### DO THIS
Restate all the material verbatim, except for the pictures.

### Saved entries
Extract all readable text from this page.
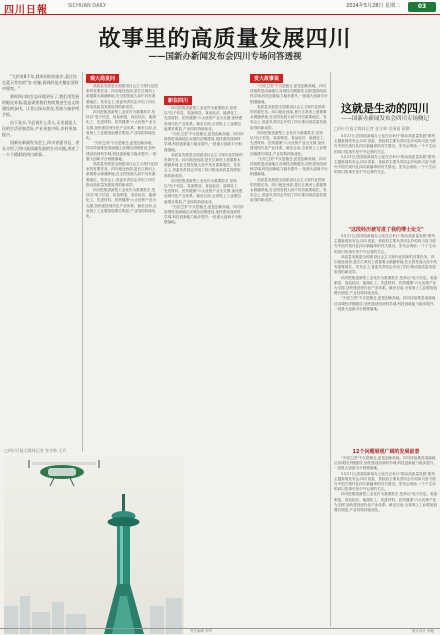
四川日報	SICHUAN DAILY	2024年5月28日 星期二	03
故事里的高质量发展四川
——国新办新闻发布会四川专场问答透视

"大约有8千年,我来到你的家乡,看过你在蓝天旁站的"农·农稼,看到的是庄稼在田野中摇曳。"

那时四川的生态环境更好了,我们用发展的眼光来看,就是需要我们持续推进生态文明建设的步伐。让青山绿水常在,发展与保护两手抓。

由于是水,不必说什么美人,无非就是人民的生活更加美好,产业更加兴旺,乡村更加振兴。

国新办新闻发布会上,四川省委书记、省长介绍了四川高质量发展的生动实践,讲述了一个个精彩的四川故事。

□四川日报全媒体记者 张守帅 王代
观大局发问

高质量发展是全面建设社会主义现代化国家的首要任务。四川地处西部,是长江黄河上游重要水源涵养地,在全国发展大局中具有重要地位。发布会上,省委负责同志介绍了四川推动高质量发展取得的新成效。

四川把推进新型工业化作为重要抓手,坚持以"电子信息、装备制造、食品轻纺、能源化工、先进材料、医药健康"六大优势产业为支撑,加快建设现代化产业体系。截至目前,全省规上工业增加值增长明显,产业结构持续优化。

"天府之国"不仅是粮仓,更是创新高地。四川持续推进成渝地区双城经济圈建设,加快建设西部科学城,科技创新能力稳步提升,一批重大创新平台相继落地。

高质量发展是全面建设社会主义现代化国家的首要任务。四川地处西部,是长江黄河上游重要水源涵养地,在全国发展大局中具有重要地位。发布会上,省委负责同志介绍了四川推动高质量发展取得的新成效。

四川把推进新型工业化作为重要抓手,坚持以"电子信息、装备制造、食品轻纺、能源化工、先进材料、医药健康"六大优势产业为支撑,加快建设现代化产业体系。截至目前,全省规上工业增加值增长明显,产业结构持续优化。

新在四川

四川把推进新型工业化作为重要抓手,坚持以"电子信息、装备制造、食品轻纺、能源化工、先进材料、医药健康"六大优势产业为支撑,加快建设现代化产业体系。截至目前,全省规上工业增加值增长明显,产业结构持续优化。

"天府之国"不仅是粮仓,更是创新高地。四川持续推进成渝地区双城经济圈建设,加快建设西部科学城,科技创新能力稳步提升,一批重大创新平台相继落地。

高质量发展是全面建设社会主义现代化国家的首要任务。四川地处西部,是长江黄河上游重要水源涵养地,在全国发展大局中具有重要地位。发布会上,省委负责同志介绍了四川推动高质量发展取得的新成效。

四川把推进新型工业化作为重要抓手,坚持以"电子信息、装备制造、食品轻纺、能源化工、先进材料、医药健康"六大优势产业为支撑,加快建设现代化产业体系。截至目前,全省规上工业增加值增长明显,产业结构持续优化。

"天府之国"不仅是粮仓,更是创新高地。四川持续推进成渝地区双城经济圈建设,加快建设西部科学城,科技创新能力稳步提升,一批重大创新平台相继落地。

发大故事说

"天府之国"不仅是粮仓,更是创新高地。四川持续推进成渝地区双城经济圈建设,加快建设西部科学城,科技创新能力稳步提升,一批重大创新平台相继落地。

高质量发展是全面建设社会主义现代化国家的首要任务。四川地处西部,是长江黄河上游重要水源涵养地,在全国发展大局中具有重要地位。发布会上,省委负责同志介绍了四川推动高质量发展取得的新成效。

四川把推进新型工业化作为重要抓手,坚持以"电子信息、装备制造、食品轻纺、能源化工、先进材料、医药健康"六大优势产业为支撑,加快建设现代化产业体系。截至目前,全省规上工业增加值增长明显,产业结构持续优化。

"天府之国"不仅是粮仓,更是创新高地。四川持续推进成渝地区双城经济圈建设,加快建设西部科学城,科技创新能力稳步提升,一批重大创新平台相继落地。

高质量发展是全面建设社会主义现代化国家的首要任务。四川地处西部,是长江黄河上游重要水源涵养地,在全国发展大局中具有重要地位。发布会上,省委负责同志介绍了四川推动高质量发展取得的新成效。

这就是生动的四川
——国新办新闻发布会四川专场侧记
□四川日报全媒体记者 张守帅 吴薄霜 蒋聊

5月27日,国务院新闻办公室在京举行"推动高质量发展"系列主题新闻发布会,四川省委、省政府主要负责同志介绍四川奋力谱写中国式现代化四川新篇章的有关情况。发布会现场,一个个生动的四川故事引发中外记者的关注。

5月27日,国务院新闻办公室在京举行"推动高质量发展"系列主题新闻发布会,四川省委、省政府主要负责同志介绍四川奋力谱写中国式现代化四川新篇章的有关情况。发布会现场,一个个生动的四川故事引发中外记者的关注。

"这段经历被写进了我的博士论文"

5月27日,国务院新闻办公室在京举行"推动高质量发展"系列主题新闻发布会,四川省委、省政府主要负责同志介绍四川奋力谱写中国式现代化四川新篇章的有关情况。发布会现场,一个个生动的四川故事引发中外记者的关注。

高质量发展是全面建设社会主义现代化国家的首要任务。四川地处西部,是长江黄河上游重要水源涵养地,在全国发展大局中具有重要地位。发布会上,省委负责同志介绍了四川推动高质量发展取得的新成效。

四川把推进新型工业化作为重要抓手,坚持以"电子信息、装备制造、食品轻纺、能源化工、先进材料、医药健康"六大优势产业为支撑,加快建设现代化产业体系。截至目前,全省规上工业增加值增长明显,产业结构持续优化。

"天府之国"不仅是粮仓,更是创新高地。四川持续推进成渝地区双城经济圈建设,加快建设西部科学城,科技创新能力稳步提升,一批重大创新平台相继落地。

12个问题展现广阔的发展前景

"天府之国"不仅是粮仓,更是创新高地。四川持续推进成渝地区双城经济圈建设,加快建设西部科学城,科技创新能力稳步提升,一批重大创新平台相继落地。

5月27日,国务院新闻办公室在京举行"推动高质量发展"系列主题新闻发布会,四川省委、省政府主要负责同志介绍四川奋力谱写中国式现代化四川新篇章的有关情况。发布会现场,一个个生动的四川故事引发中外记者的关注。

四川把推进新型工业化作为重要抓手,坚持以"电子信息、装备制造、食品轻纺、能源化工、先进材料、医药健康"六大优势产业为支撑,加快建设现代化产业体系。截至目前,全省规上工业增加值增长明显,产业结构持续优化。

责任编辑 李华	版式设计 杨健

### SOLUTION TO THIS TASK
Extract all readable text from this page.
四川日報	SICHUAN DAILY	2024年5月28日 星期二	03
故事里的高质量发展四川
——国新办新闻发布会四川专场问答透视

"大约有8千年,我来到你的家乡,看过你在蓝天旁站的"农·农稼,看到的是庄稼在田野中摇曳。"

那时四川的生态环境更好了,我们用发展的眼光来看,就是需要我们持续推进生态文明建设的步伐。让青山绿水常在,发展与保护两手抓。

由于是水,不必说什么美人,无非就是人民的生活更加美好,产业更加兴旺,乡村更加振兴。

国新办新闻发布会上,四川省委书记、省长介绍了四川高质量发展的生动实践,讲述了一个个精彩的四川故事。

□四川日报全媒体记者 张守帅 王代
观大局发问

高质量发展是全面建设社会主义现代化国家的首要任务。四川地处西部,是长江黄河上游重要水源涵养地,在全国发展大局中具有重要地位。发布会上,省委负责同志介绍了四川推动高质量发展取得的新成效。

四川把推进新型工业化作为重要抓手,坚持以"电子信息、装备制造、食品轻纺、能源化工、先进材料、医药健康"六大优势产业为支撑,加快建设现代化产业体系。截至目前,全省规上工业增加值增长明显,产业结构持续优化。

"天府之国"不仅是粮仓,更是创新高地。四川持续推进成渝地区双城经济圈建设,加快建设西部科学城,科技创新能力稳步提升,一批重大创新平台相继落地。

高质量发展是全面建设社会主义现代化国家的首要任务。四川地处西部,是长江黄河上游重要水源涵养地,在全国发展大局中具有重要地位。发布会上,省委负责同志介绍了四川推动高质量发展取得的新成效。

四川把推进新型工业化作为重要抓手,坚持以"电子信息、装备制造、食品轻纺、能源化工、先进材料、医药健康"六大优势产业为支撑,加快建设现代化产业体系。截至目前,全省规上工业增加值增长明显,产业结构持续优化。

新在四川

四川把推进新型工业化作为重要抓手,坚持以"电子信息、装备制造、食品轻纺、能源化工、先进材料、医药健康"六大优势产业为支撑,加快建设现代化产业体系。截至目前,全省规上工业增加值增长明显,产业结构持续优化。

"天府之国"不仅是粮仓,更是创新高地。四川持续推进成渝地区双城经济圈建设,加快建设西部科学城,科技创新能力稳步提升,一批重大创新平台相继落地。

高质量发展是全面建设社会主义现代化国家的首要任务。四川地处西部,是长江黄河上游重要水源涵养地,在全国发展大局中具有重要地位。发布会上,省委负责同志介绍了四川推动高质量发展取得的新成效。

四川把推进新型工业化作为重要抓手,坚持以"电子信息、装备制造、食品轻纺、能源化工、先进材料、医药健康"六大优势产业为支撑,加快建设现代化产业体系。截至目前,全省规上工业增加值增长明显,产业结构持续优化。

"天府之国"不仅是粮仓,更是创新高地。四川持续推进成渝地区双城经济圈建设,加快建设西部科学城,科技创新能力稳步提升,一批重大创新平台相继落地。

发大故事说

"天府之国"不仅是粮仓,更是创新高地。四川持续推进成渝地区双城经济圈建设,加快建设西部科学城,科技创新能力稳步提升,一批重大创新平台相继落地。

高质量发展是全面建设社会主义现代化国家的首要任务。四川地处西部,是长江黄河上游重要水源涵养地,在全国发展大局中具有重要地位。发布会上,省委负责同志介绍了四川推动高质量发展取得的新成效。

四川把推进新型工业化作为重要抓手,坚持以"电子信息、装备制造、食品轻纺、能源化工、先进材料、医药健康"六大优势产业为支撑,加快建设现代化产业体系。截至目前,全省规上工业增加值增长明显,产业结构持续优化。

"天府之国"不仅是粮仓,更是创新高地。四川持续推进成渝地区双城经济圈建设,加快建设西部科学城,科技创新能力稳步提升,一批重大创新平台相继落地。

高质量发展是全面建设社会主义现代化国家的首要任务。四川地处西部,是长江黄河上游重要水源涵养地,在全国发展大局中具有重要地位。发布会上,省委负责同志介绍了四川推动高质量发展取得的新成效。

这就是生动的四川
——国新办新闻发布会四川专场侧记
□四川日报全媒体记者 张守帅 吴薄霜 蒋聊

5月27日,国务院新闻办公室在京举行"推动高质量发展"系列主题新闻发布会,四川省委、省政府主要负责同志介绍四川奋力谱写中国式现代化四川新篇章的有关情况。发布会现场,一个个生动的四川故事引发中外记者的关注。

5月27日,国务院新闻办公室在京举行"推动高质量发展"系列主题新闻发布会,四川省委、省政府主要负责同志介绍四川奋力谱写中国式现代化四川新篇章的有关情况。发布会现场,一个个生动的四川故事引发中外记者的关注。

"这段经历被写进了我的博士论文"

5月27日,国务院新闻办公室在京举行"推动高质量发展"系列主题新闻发布会,四川省委、省政府主要负责同志介绍四川奋力谱写中国式现代化四川新篇章的有关情况。发布会现场,一个个生动的四川故事引发中外记者的关注。

高质量发展是全面建设社会主义现代化国家的首要任务。四川地处西部,是长江黄河上游重要水源涵养地,在全国发展大局中具有重要地位。发布会上,省委负责同志介绍了四川推动高质量发展取得的新成效。

四川把推进新型工业化作为重要抓手,坚持以"电子信息、装备制造、食品轻纺、能源化工、先进材料、医药健康"六大优势产业为支撑,加快建设现代化产业体系。截至目前,全省规上工业增加值增长明显,产业结构持续优化。

"天府之国"不仅是粮仓,更是创新高地。四川持续推进成渝地区双城经济圈建设,加快建设西部科学城,科技创新能力稳步提升,一批重大创新平台相继落地。

12个问题展现广阔的发展前景

"天府之国"不仅是粮仓,更是创新高地。四川持续推进成渝地区双城经济圈建设,加快建设西部科学城,科技创新能力稳步提升,一批重大创新平台相继落地。

5月27日,国务院新闻办公室在京举行"推动高质量发展"系列主题新闻发布会,四川省委、省政府主要负责同志介绍四川奋力谱写中国式现代化四川新篇章的有关情况。发布会现场,一个个生动的四川故事引发中外记者的关注。

四川把推进新型工业化作为重要抓手,坚持以"电子信息、装备制造、食品轻纺、能源化工、先进材料、医药健康"六大优势产业为支撑,加快建设现代化产业体系。截至目前,全省规上工业增加值增长明显,产业结构持续优化。

责任编辑 李华	版式设计 杨健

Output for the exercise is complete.